→ What to produce
Reproduce all the entries precisely.

* START Recorded data *

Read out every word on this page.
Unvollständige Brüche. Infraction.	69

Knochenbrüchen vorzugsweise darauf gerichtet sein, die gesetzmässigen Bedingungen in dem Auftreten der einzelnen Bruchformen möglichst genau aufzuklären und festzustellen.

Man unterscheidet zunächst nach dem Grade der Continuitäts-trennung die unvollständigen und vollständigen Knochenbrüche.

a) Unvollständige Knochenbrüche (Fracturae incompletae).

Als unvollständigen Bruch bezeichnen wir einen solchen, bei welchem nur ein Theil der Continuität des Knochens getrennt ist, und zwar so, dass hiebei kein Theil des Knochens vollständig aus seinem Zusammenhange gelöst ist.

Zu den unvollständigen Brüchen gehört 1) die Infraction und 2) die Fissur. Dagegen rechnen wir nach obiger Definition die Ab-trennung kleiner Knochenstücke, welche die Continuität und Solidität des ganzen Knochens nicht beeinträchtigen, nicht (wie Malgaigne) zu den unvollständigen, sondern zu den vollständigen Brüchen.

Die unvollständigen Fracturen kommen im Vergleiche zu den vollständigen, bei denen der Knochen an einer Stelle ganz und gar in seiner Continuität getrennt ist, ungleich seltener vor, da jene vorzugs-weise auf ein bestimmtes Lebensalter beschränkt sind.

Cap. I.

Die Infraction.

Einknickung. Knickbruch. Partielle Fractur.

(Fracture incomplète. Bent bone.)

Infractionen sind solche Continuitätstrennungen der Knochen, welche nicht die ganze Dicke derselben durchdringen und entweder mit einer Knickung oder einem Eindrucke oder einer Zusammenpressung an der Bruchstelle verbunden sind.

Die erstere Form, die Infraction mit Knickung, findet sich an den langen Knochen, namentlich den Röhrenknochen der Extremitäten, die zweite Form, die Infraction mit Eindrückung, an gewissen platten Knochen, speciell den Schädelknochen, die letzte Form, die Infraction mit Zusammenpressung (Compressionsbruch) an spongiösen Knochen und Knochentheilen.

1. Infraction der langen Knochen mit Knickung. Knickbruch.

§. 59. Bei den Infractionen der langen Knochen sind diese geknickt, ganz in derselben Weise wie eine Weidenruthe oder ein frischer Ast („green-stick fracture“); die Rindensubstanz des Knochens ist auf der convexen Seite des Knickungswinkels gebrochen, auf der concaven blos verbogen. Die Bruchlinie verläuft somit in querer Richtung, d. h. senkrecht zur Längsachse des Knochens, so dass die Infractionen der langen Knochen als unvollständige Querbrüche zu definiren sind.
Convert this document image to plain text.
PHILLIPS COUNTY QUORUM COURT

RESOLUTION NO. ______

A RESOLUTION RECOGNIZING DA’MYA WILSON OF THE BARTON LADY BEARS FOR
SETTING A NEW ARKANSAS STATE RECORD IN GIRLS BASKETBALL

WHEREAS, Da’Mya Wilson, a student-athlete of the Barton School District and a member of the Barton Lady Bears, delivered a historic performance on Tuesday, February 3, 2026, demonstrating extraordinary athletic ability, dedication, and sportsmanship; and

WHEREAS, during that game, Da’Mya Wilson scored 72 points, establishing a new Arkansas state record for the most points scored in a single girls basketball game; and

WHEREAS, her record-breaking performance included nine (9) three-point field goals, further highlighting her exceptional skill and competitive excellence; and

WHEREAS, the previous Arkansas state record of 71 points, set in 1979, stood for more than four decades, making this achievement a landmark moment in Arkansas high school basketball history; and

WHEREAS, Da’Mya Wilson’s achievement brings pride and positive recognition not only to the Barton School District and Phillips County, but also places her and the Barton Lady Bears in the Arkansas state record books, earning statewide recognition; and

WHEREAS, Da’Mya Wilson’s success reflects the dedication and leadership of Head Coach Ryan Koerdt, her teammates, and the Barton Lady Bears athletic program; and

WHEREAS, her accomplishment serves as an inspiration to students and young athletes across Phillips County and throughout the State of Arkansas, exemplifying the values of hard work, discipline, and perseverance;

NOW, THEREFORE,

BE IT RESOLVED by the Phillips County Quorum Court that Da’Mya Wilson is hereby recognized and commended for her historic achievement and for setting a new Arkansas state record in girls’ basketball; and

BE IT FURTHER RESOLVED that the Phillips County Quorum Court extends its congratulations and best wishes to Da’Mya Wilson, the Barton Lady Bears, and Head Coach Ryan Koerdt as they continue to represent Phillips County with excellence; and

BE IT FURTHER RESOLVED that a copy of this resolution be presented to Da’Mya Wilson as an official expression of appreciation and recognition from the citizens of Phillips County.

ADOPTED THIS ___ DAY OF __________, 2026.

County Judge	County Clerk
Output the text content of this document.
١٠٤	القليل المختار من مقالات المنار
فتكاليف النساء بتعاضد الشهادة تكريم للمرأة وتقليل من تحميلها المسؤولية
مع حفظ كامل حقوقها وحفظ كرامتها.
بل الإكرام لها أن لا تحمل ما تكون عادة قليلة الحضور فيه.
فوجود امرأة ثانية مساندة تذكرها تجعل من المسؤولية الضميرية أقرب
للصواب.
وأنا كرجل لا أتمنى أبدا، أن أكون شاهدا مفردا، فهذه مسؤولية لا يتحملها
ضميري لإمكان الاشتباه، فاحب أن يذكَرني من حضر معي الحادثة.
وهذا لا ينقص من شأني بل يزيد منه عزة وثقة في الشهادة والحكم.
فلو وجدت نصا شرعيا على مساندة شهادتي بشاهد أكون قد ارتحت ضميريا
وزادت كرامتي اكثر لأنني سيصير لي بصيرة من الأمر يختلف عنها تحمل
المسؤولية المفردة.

* END Recorded data *

→ Full answer
Read out every word on this page.
Unvollständige Brüche. Infraction.	69

Knochenbrüchen vorzugsweise darauf gerichtet sein, die gesetzmässigen Bedingungen in dem Auftreten der einzelnen Bruchformen möglichst genau aufzuklären und festzustellen.

Man unterscheidet zunächst nach dem Grade der Continuitäts-trennung die unvollständigen und vollständigen Knochenbrüche.

a) Unvollständige Knochenbrüche (Fracturae incompletae).

Als unvollständigen Bruch bezeichnen wir einen solchen, bei welchem nur ein Theil der Continuität des Knochens getrennt ist, und zwar so, dass hiebei kein Theil des Knochens vollständig aus seinem Zusammenhange gelöst ist.

Zu den unvollständigen Brüchen gehört 1) die Infraction und 2) die Fissur. Dagegen rechnen wir nach obiger Definition die Ab-trennung kleiner Knochenstücke, welche die Continuität und Solidität des ganzen Knochens nicht beeinträchtigen, nicht (wie Malgaigne) zu den unvollständigen, sondern zu den vollständigen Brüchen.

Die unvollständigen Fracturen kommen im Vergleiche zu den vollständigen, bei denen der Knochen an einer Stelle ganz und gar in seiner Continuität getrennt ist, ungleich seltener vor, da jene vorzugs-weise auf ein bestimmtes Lebensalter beschränkt sind.

Cap. I.

Die Infraction.

Einknickung. Knickbruch. Partielle Fractur.

(Fracture incomplète. Bent bone.)

Infractionen sind solche Continuitätstrennungen der Knochen, welche nicht die ganze Dicke derselben durchdringen und entweder mit einer Knickung oder einem Eindrucke oder einer Zusammenpressung an der Bruchstelle verbunden sind.

Die erstere Form, die Infraction mit Knickung, findet sich an den langen Knochen, namentlich den Röhrenknochen der Extremitäten, die zweite Form, die Infraction mit Eindrückung, an gewissen platten Knochen, speciell den Schädelknochen, die letzte Form, die Infraction mit Zusammenpressung (Compressionsbruch) an spongiösen Knochen und Knochentheilen.

1. Infraction der langen Knochen mit Knickung. Knickbruch.

§. 59. Bei den Infractionen der langen Knochen sind diese geknickt, ganz in derselben Weise wie eine Weidenruthe oder ein frischer Ast („green-stick fracture“); die Rindensubstanz des Knochens ist auf der convexen Seite des Knickungswinkels gebrochen, auf der concaven blos verbogen. Die Bruchlinie verläuft somit in querer Richtung, d. h. senkrecht zur Längsachse des Knochens, so dass die Infractionen der langen Knochen als unvollständige Querbrüche zu definiren sind.
Convert this document image to plain text.
PHILLIPS COUNTY QUORUM COURT

RESOLUTION NO. ______

A RESOLUTION RECOGNIZING DA’MYA WILSON OF THE BARTON LADY BEARS FOR
SETTING A NEW ARKANSAS STATE RECORD IN GIRLS BASKETBALL

WHEREAS, Da’Mya Wilson, a student-athlete of the Barton School District and a member of the Barton Lady Bears, delivered a historic performance on Tuesday, February 3, 2026, demonstrating extraordinary athletic ability, dedication, and sportsmanship; and

WHEREAS, during that game, Da’Mya Wilson scored 72 points, establishing a new Arkansas state record for the most points scored in a single girls basketball game; and

WHEREAS, her record-breaking performance included nine (9) three-point field goals, further highlighting her exceptional skill and competitive excellence; and

WHEREAS, the previous Arkansas state record of 71 points, set in 1979, stood for more than four decades, making this achievement a landmark moment in Arkansas high school basketball history; and

WHEREAS, Da’Mya Wilson’s achievement brings pride and positive recognition not only to the Barton School District and Phillips County, but also places her and the Barton Lady Bears in the Arkansas state record books, earning statewide recognition; and

WHEREAS, Da’Mya Wilson’s success reflects the dedication and leadership of Head Coach Ryan Koerdt, her teammates, and the Barton Lady Bears athletic program; and

WHEREAS, her accomplishment serves as an inspiration to students and young athletes across Phillips County and throughout the State of Arkansas, exemplifying the values of hard work, discipline, and perseverance;

NOW, THEREFORE,

BE IT RESOLVED by the Phillips County Quorum Court that Da’Mya Wilson is hereby recognized and commended for her historic achievement and for setting a new Arkansas state record in girls’ basketball; and

BE IT FURTHER RESOLVED that the Phillips County Quorum Court extends its congratulations and best wishes to Da’Mya Wilson, the Barton Lady Bears, and Head Coach Ryan Koerdt as they continue to represent Phillips County with excellence; and

BE IT FURTHER RESOLVED that a copy of this resolution be presented to Da’Mya Wilson as an official expression of appreciation and recognition from the citizens of Phillips County.

ADOPTED THIS ___ DAY OF __________, 2026.

County Judge	County Clerk
Output the text content of this document.
١٠٤	القليل المختار من مقالات المنار
فتكاليف النساء بتعاضد الشهادة تكريم للمرأة وتقليل من تحميلها المسؤولية
مع حفظ كامل حقوقها وحفظ كرامتها.
بل الإكرام لها أن لا تحمل ما تكون عادة قليلة الحضور فيه.
فوجود امرأة ثانية مساندة تذكرها تجعل من المسؤولية الضميرية أقرب
للصواب.
وأنا كرجل لا أتمنى أبدا، أن أكون شاهدا مفردا، فهذه مسؤولية لا يتحملها
ضميري لإمكان الاشتباه، فاحب أن يذكَرني من حضر معي الحادثة.
وهذا لا ينقص من شأني بل يزيد منه عزة وثقة في الشهادة والحكم.
فلو وجدت نصا شرعيا على مساندة شهادتي بشاهد أكون قد ارتحت ضميريا
وزادت كرامتي اكثر لأنني سيصير لي بصيرة من الأمر يختلف عنها تحمل
المسؤولية المفردة.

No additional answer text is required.